**Goal of the exercise:** Answer with one number: the count of lines in this material that hold the word "нормам".

[Data items]

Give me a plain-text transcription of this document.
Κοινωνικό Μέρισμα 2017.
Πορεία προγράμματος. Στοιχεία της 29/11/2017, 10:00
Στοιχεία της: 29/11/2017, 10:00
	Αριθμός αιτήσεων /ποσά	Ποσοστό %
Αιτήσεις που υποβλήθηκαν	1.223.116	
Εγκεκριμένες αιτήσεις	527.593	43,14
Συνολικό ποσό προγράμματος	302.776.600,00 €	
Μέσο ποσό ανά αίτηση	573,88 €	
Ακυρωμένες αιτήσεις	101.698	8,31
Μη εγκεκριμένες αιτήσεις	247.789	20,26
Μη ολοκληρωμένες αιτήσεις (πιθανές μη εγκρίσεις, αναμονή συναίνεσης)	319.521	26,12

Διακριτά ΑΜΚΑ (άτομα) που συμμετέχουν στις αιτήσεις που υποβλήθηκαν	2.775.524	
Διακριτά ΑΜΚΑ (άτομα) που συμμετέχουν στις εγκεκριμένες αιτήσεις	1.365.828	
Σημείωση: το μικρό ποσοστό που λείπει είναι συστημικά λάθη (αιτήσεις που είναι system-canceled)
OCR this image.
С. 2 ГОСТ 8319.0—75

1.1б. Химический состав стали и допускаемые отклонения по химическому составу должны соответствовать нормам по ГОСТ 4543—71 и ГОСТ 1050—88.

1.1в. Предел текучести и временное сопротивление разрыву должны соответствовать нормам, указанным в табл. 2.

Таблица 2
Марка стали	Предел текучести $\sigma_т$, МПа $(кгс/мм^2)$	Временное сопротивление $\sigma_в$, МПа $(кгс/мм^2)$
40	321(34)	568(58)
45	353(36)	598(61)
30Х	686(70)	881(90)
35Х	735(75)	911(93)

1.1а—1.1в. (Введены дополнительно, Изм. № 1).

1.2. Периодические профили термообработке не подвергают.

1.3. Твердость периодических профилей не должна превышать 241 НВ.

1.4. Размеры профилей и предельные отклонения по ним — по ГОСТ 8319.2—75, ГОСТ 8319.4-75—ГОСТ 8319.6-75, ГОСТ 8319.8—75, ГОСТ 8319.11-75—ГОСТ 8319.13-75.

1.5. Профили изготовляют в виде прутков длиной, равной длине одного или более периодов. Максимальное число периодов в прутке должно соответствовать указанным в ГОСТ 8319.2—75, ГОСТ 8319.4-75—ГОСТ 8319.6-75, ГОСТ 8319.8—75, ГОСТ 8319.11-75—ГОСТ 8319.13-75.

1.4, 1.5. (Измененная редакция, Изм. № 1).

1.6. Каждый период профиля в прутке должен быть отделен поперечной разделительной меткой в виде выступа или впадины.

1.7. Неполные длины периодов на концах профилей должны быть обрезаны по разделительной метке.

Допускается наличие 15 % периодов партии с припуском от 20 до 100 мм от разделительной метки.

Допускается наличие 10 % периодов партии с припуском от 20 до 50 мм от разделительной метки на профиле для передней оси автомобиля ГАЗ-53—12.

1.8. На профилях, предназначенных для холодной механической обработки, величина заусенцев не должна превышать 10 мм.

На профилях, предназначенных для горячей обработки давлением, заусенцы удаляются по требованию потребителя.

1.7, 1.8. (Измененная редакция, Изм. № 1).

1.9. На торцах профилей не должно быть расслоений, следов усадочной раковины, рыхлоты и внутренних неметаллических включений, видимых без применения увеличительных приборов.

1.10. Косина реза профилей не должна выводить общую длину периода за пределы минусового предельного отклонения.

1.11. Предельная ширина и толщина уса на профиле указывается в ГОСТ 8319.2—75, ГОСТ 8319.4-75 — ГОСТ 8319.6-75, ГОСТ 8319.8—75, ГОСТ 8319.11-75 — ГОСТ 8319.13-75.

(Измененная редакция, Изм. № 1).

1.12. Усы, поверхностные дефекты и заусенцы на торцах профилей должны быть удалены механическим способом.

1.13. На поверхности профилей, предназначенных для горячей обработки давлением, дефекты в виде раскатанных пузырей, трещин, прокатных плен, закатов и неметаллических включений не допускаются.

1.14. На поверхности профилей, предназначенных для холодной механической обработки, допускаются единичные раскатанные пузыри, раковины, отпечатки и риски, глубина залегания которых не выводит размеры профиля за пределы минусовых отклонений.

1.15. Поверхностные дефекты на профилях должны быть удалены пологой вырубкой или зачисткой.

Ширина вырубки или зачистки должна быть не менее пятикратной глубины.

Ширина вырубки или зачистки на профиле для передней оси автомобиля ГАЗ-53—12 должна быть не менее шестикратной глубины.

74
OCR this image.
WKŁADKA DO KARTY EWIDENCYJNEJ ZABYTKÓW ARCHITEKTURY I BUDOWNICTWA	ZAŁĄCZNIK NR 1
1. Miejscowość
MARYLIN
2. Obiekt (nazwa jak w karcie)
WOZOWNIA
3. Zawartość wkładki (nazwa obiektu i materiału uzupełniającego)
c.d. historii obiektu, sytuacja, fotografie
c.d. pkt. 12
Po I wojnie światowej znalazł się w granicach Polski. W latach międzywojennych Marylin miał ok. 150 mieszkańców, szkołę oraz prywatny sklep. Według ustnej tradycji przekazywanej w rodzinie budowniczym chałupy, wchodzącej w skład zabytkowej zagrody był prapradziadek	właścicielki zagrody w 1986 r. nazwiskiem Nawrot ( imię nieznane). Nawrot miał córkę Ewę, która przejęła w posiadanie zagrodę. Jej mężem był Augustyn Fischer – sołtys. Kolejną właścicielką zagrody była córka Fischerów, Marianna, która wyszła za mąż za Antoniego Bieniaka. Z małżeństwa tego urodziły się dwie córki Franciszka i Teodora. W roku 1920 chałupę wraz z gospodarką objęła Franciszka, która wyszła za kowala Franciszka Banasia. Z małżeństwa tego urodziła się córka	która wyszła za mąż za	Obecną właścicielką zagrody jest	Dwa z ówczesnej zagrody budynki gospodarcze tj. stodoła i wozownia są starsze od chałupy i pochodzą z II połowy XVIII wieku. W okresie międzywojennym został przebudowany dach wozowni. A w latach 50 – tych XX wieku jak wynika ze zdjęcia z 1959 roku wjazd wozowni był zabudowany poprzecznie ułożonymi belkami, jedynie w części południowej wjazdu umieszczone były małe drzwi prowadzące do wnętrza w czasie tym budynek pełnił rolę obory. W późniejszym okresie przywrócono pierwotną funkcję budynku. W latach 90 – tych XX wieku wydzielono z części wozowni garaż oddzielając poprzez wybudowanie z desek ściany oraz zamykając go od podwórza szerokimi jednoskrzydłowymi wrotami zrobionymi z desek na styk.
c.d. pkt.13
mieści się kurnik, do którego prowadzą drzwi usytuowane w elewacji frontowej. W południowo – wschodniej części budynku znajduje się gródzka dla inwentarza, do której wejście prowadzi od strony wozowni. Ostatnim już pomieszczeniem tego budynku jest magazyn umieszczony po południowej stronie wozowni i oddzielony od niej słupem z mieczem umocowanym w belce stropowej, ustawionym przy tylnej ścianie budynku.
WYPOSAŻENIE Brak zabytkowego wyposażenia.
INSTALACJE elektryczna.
* * *
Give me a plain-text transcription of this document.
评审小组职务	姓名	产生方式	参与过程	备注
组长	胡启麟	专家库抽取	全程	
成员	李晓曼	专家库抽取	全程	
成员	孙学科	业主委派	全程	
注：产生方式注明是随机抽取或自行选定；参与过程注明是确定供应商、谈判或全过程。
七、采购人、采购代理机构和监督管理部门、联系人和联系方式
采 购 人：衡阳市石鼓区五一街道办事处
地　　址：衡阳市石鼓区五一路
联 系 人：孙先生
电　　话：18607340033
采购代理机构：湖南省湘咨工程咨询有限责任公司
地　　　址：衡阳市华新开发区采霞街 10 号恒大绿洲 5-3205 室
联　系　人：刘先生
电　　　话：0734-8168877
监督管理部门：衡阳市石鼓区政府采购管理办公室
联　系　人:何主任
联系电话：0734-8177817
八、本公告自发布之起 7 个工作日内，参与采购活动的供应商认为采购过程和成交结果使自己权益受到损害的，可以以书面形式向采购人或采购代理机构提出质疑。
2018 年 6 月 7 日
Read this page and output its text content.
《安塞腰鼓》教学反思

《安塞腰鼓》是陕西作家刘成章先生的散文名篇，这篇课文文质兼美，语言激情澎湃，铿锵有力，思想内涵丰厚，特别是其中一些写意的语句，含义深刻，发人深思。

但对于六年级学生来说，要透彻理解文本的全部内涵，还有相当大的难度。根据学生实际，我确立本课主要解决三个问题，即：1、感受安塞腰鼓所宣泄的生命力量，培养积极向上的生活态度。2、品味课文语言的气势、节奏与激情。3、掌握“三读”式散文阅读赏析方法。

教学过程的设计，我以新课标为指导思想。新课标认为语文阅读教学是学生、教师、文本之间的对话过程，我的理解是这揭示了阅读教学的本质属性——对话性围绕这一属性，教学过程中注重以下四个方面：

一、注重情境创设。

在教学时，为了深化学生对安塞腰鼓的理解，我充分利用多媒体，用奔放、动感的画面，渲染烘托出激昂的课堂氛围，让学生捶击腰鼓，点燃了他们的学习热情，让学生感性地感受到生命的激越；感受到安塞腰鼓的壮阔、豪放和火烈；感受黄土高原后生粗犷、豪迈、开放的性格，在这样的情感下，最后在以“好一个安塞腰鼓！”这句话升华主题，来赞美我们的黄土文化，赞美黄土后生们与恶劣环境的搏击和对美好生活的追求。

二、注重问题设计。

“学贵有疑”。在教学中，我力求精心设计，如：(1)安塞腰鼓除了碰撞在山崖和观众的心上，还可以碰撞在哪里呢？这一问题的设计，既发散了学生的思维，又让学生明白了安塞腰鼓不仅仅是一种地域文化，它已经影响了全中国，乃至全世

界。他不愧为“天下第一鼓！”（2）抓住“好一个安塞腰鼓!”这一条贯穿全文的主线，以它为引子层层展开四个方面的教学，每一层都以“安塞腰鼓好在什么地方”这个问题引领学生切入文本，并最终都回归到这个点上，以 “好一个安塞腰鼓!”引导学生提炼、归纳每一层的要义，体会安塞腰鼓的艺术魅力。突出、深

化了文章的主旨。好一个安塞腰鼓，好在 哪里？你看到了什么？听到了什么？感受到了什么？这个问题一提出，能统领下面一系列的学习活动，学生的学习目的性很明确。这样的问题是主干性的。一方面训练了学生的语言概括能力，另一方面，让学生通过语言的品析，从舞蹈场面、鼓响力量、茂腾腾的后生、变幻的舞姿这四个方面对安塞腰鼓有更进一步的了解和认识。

**Result for this exercise:** 2